Task instructions
Copy all lines below containing "Date".

Entries shown

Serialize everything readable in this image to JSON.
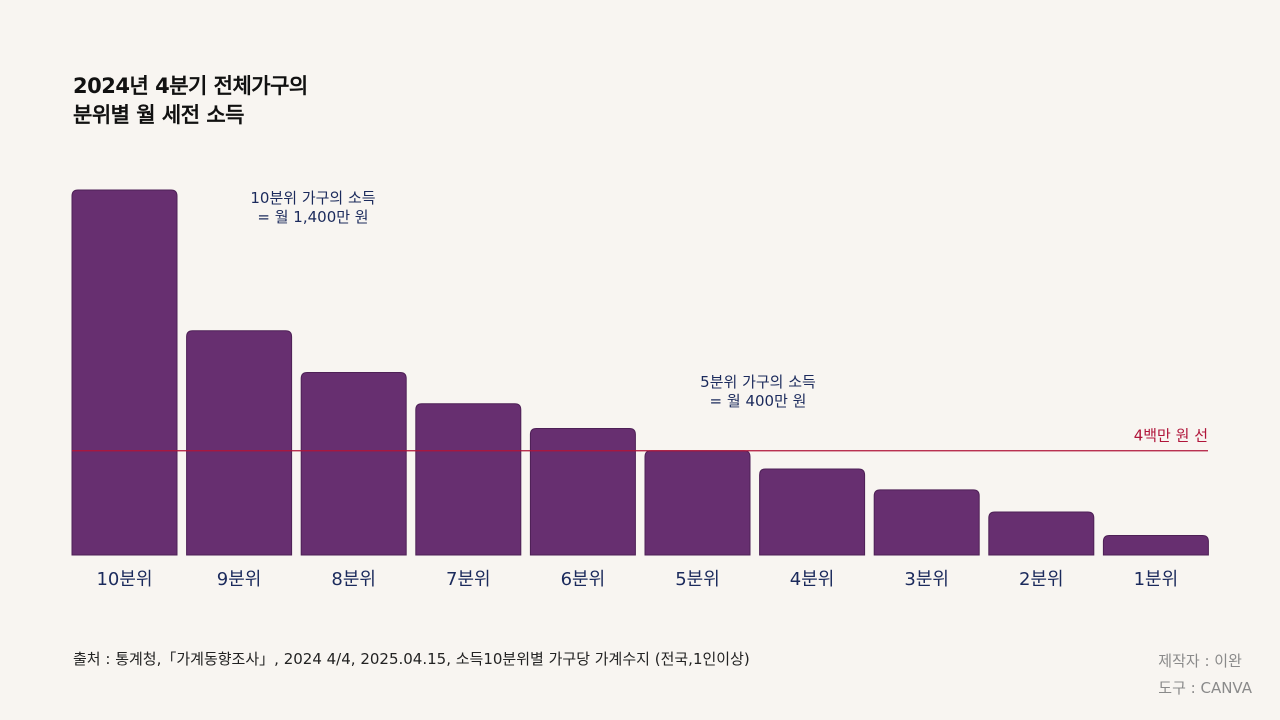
{
  "title": {
    "line1": "2024년 4분기 전체가구의",
    "line2": "분위별 월 세전 소득"
  },
  "chart_data": {
    "type": "bar",
    "categories": [
      "10분위",
      "9분위",
      "8분위",
      "7분위",
      "6분위",
      "5분위",
      "4분위",
      "3분위",
      "2분위",
      "1분위"
    ],
    "values": [
      1400,
      860,
      700,
      580,
      485,
      400,
      330,
      250,
      165,
      75
    ],
    "ylim": [
      0,
      1400
    ],
    "bar_color": "#672f70",
    "label_color": "#1b2a5c",
    "reference_line": {
      "value": 400,
      "label": "4백만 원 선",
      "color": "#b0153a"
    },
    "annotations": [
      {
        "target": "10분위",
        "line1": "10분위 가구의 소득",
        "line2": "= 월 1,400만 원"
      },
      {
        "target": "5분위",
        "line1": "5분위 가구의 소득",
        "line2": "= 월 400만 원"
      }
    ]
  },
  "footer": {
    "source": "출처 : 통계청,「가계동향조사」, 2024 4/4, 2025.04.15, 소득10분위별 가구당 가계수지 (전국,1인이상)",
    "maker": "제작자 : 이완",
    "tool": "도구 : CANVA"
  }
}
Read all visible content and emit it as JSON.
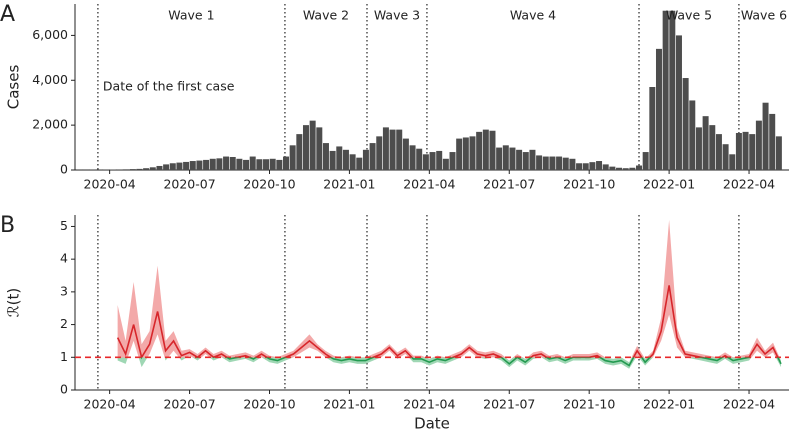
{
  "chart_data": [
    {
      "type": "bar",
      "panel_label": "A",
      "ylabel": "Cases",
      "color": "#4d4d4d",
      "xlim": [
        1.7,
        28.5
      ],
      "xticks": [
        {
          "value": 3,
          "label": "2020-04"
        },
        {
          "value": 6,
          "label": "2020-07"
        },
        {
          "value": 9,
          "label": "2020-10"
        },
        {
          "value": 12,
          "label": "2021-01"
        },
        {
          "value": 15,
          "label": "2021-04"
        },
        {
          "value": 18,
          "label": "2021-07"
        },
        {
          "value": 21,
          "label": "2021-10"
        },
        {
          "value": 24,
          "label": "2022-01"
        },
        {
          "value": 27,
          "label": "2022-04"
        }
      ],
      "ylim": [
        0,
        7400
      ],
      "yticks": [
        0,
        {
          "value": 2000,
          "label": "2,000"
        },
        {
          "value": 4000,
          "label": "4,000"
        },
        {
          "value": 6000,
          "label": "6,000"
        }
      ],
      "dividers": [
        2.56,
        9.58,
        12.66,
        14.91,
        22.87,
        26.62
      ],
      "waves": [
        "Wave 1",
        "Wave 2",
        "Wave 3",
        "Wave 4",
        "Wave 5",
        "Wave 6"
      ],
      "annotation": "Date of the first case",
      "x": [
        1.87,
        2.12,
        2.37,
        2.62,
        2.87,
        3.12,
        3.37,
        3.62,
        3.87,
        4.12,
        4.37,
        4.62,
        4.87,
        5.12,
        5.37,
        5.62,
        5.87,
        6.12,
        6.37,
        6.62,
        6.87,
        7.12,
        7.37,
        7.62,
        7.87,
        8.12,
        8.37,
        8.62,
        8.87,
        9.12,
        9.37,
        9.62,
        9.87,
        10.12,
        10.37,
        10.62,
        10.87,
        11.12,
        11.37,
        11.62,
        11.87,
        12.12,
        12.37,
        12.62,
        12.87,
        13.12,
        13.37,
        13.62,
        13.87,
        14.12,
        14.37,
        14.62,
        14.87,
        15.12,
        15.37,
        15.62,
        15.87,
        16.12,
        16.37,
        16.62,
        16.87,
        17.12,
        17.37,
        17.62,
        17.87,
        18.12,
        18.37,
        18.62,
        18.87,
        19.12,
        19.37,
        19.62,
        19.87,
        20.12,
        20.37,
        20.62,
        20.87,
        21.12,
        21.37,
        21.62,
        21.87,
        22.12,
        22.37,
        22.62,
        22.87,
        23.12,
        23.37,
        23.62,
        23.87,
        24.12,
        24.37,
        24.62,
        24.87,
        25.12,
        25.37,
        25.62,
        25.87,
        26.12,
        26.37,
        26.62,
        26.87,
        27.12,
        27.37,
        27.62,
        27.87,
        28.12
      ],
      "values": [
        5,
        5,
        10,
        10,
        15,
        20,
        25,
        30,
        40,
        50,
        80,
        120,
        180,
        250,
        300,
        330,
        360,
        400,
        420,
        450,
        500,
        520,
        600,
        580,
        500,
        450,
        600,
        480,
        480,
        500,
        450,
        600,
        1100,
        1600,
        2000,
        2200,
        1900,
        1200,
        850,
        1050,
        900,
        700,
        550,
        900,
        1200,
        1500,
        1900,
        1800,
        1800,
        1400,
        1100,
        950,
        700,
        800,
        850,
        500,
        800,
        1400,
        1450,
        1500,
        1700,
        1800,
        1750,
        1000,
        1100,
        1000,
        900,
        800,
        900,
        650,
        600,
        600,
        600,
        550,
        500,
        300,
        300,
        350,
        400,
        250,
        150,
        100,
        80,
        100,
        200,
        800,
        3700,
        5400,
        7100,
        7100,
        6000,
        4100,
        3100,
        1900,
        2400,
        2000,
        1600,
        1150,
        700,
        1650,
        1700,
        1600,
        2200,
        3000,
        2500,
        1500
      ]
    },
    {
      "type": "line",
      "panel_label": "B",
      "ylabel": "ℛ(t)",
      "xlabel": "Date",
      "xlim": [
        1.7,
        28.5
      ],
      "xticks": [
        {
          "value": 3,
          "label": "2020-04"
        },
        {
          "value": 6,
          "label": "2020-07"
        },
        {
          "value": 9,
          "label": "2020-10"
        },
        {
          "value": 12,
          "label": "2021-01"
        },
        {
          "value": 15,
          "label": "2021-04"
        },
        {
          "value": 18,
          "label": "2021-07"
        },
        {
          "value": 21,
          "label": "2021-10"
        },
        {
          "value": 24,
          "label": "2022-01"
        },
        {
          "value": 27,
          "label": "2022-04"
        }
      ],
      "ylim": [
        0,
        5.35
      ],
      "yticks": [
        0,
        1,
        2,
        3,
        4,
        5
      ],
      "dividers": [
        2.56,
        9.58,
        12.66,
        14.91,
        22.87,
        26.62
      ],
      "reference_line": {
        "value": 1,
        "color": "#e8272a"
      },
      "color_above": "#d7262b",
      "color_below": "#239a50",
      "band_above": "#f3a9a9",
      "band_below": "#9fd7b4",
      "x": [
        3.3,
        3.6,
        3.9,
        4.2,
        4.5,
        4.8,
        5.1,
        5.4,
        5.7,
        6,
        6.3,
        6.6,
        6.9,
        7.2,
        7.5,
        7.8,
        8.1,
        8.4,
        8.7,
        9,
        9.3,
        9.6,
        9.9,
        10.2,
        10.5,
        10.8,
        11.1,
        11.4,
        11.7,
        12,
        12.3,
        12.6,
        12.9,
        13.2,
        13.5,
        13.8,
        14.1,
        14.4,
        14.7,
        15,
        15.3,
        15.6,
        15.9,
        16.2,
        16.5,
        16.8,
        17.1,
        17.4,
        17.7,
        18,
        18.3,
        18.6,
        18.9,
        19.2,
        19.5,
        19.8,
        20.1,
        20.4,
        20.7,
        21,
        21.3,
        21.6,
        21.9,
        22.2,
        22.5,
        22.8,
        23.1,
        23.4,
        23.7,
        24,
        24.3,
        24.6,
        24.9,
        25.2,
        25.5,
        25.8,
        26.1,
        26.4,
        26.7,
        27,
        27.3,
        27.6,
        27.9,
        28.2
      ],
      "values": [
        1.6,
        1.1,
        2.0,
        1.0,
        1.4,
        2.4,
        1.2,
        1.5,
        1.05,
        1.15,
        1.0,
        1.2,
        1.0,
        1.1,
        0.95,
        1.0,
        1.05,
        0.95,
        1.1,
        0.95,
        0.9,
        1.0,
        1.1,
        1.3,
        1.5,
        1.3,
        1.1,
        0.95,
        0.9,
        0.95,
        0.9,
        0.9,
        1.0,
        1.1,
        1.3,
        1.05,
        1.2,
        0.95,
        0.95,
        0.85,
        0.95,
        0.9,
        1.0,
        1.1,
        1.3,
        1.1,
        1.05,
        1.1,
        1.0,
        0.8,
        1.0,
        0.85,
        1.05,
        1.1,
        0.95,
        1.0,
        0.9,
        1.0,
        1.0,
        1.0,
        1.05,
        0.9,
        0.85,
        0.9,
        0.75,
        1.2,
        0.85,
        1.1,
        1.8,
        3.2,
        1.6,
        1.1,
        1.05,
        1.0,
        0.95,
        0.9,
        1.05,
        0.9,
        0.95,
        1.0,
        1.4,
        1.1,
        1.3,
        0.8
      ],
      "lower": [
        0.9,
        0.8,
        1.5,
        0.7,
        1.1,
        1.7,
        0.9,
        1.2,
        0.9,
        1.05,
        0.9,
        1.1,
        0.9,
        1.0,
        0.85,
        0.9,
        0.95,
        0.85,
        1.0,
        0.85,
        0.8,
        0.9,
        1.0,
        1.15,
        1.3,
        1.2,
        1.0,
        0.85,
        0.8,
        0.85,
        0.8,
        0.8,
        0.9,
        1.0,
        1.2,
        0.95,
        1.1,
        0.85,
        0.85,
        0.75,
        0.85,
        0.8,
        0.9,
        1.0,
        1.2,
        1.0,
        0.95,
        1.0,
        0.9,
        0.7,
        0.9,
        0.75,
        0.95,
        1.0,
        0.85,
        0.9,
        0.8,
        0.9,
        0.9,
        0.9,
        0.95,
        0.8,
        0.75,
        0.8,
        0.65,
        1.05,
        0.75,
        1.0,
        1.5,
        2.3,
        1.3,
        1.0,
        0.95,
        0.9,
        0.85,
        0.8,
        0.95,
        0.8,
        0.85,
        0.9,
        1.2,
        1.0,
        1.15,
        0.7
      ],
      "upper": [
        2.6,
        1.5,
        3.3,
        1.4,
        1.8,
        3.8,
        1.5,
        1.8,
        1.2,
        1.25,
        1.1,
        1.3,
        1.1,
        1.2,
        1.05,
        1.1,
        1.15,
        1.05,
        1.2,
        1.05,
        1.0,
        1.1,
        1.2,
        1.45,
        1.7,
        1.4,
        1.2,
        1.05,
        1.0,
        1.05,
        1.0,
        1.0,
        1.1,
        1.2,
        1.4,
        1.15,
        1.3,
        1.05,
        1.05,
        0.95,
        1.05,
        1.0,
        1.1,
        1.2,
        1.4,
        1.2,
        1.15,
        1.2,
        1.1,
        0.9,
        1.1,
        0.95,
        1.15,
        1.2,
        1.05,
        1.1,
        1.0,
        1.1,
        1.1,
        1.1,
        1.15,
        1.0,
        0.95,
        1.0,
        0.85,
        1.35,
        0.95,
        1.2,
        2.2,
        5.2,
        1.9,
        1.2,
        1.15,
        1.1,
        1.05,
        1.0,
        1.15,
        1.0,
        1.05,
        1.1,
        1.6,
        1.2,
        1.45,
        0.9
      ]
    }
  ]
}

The reply
      "annotation": "Date of the first case",
      "xlabel": "Date",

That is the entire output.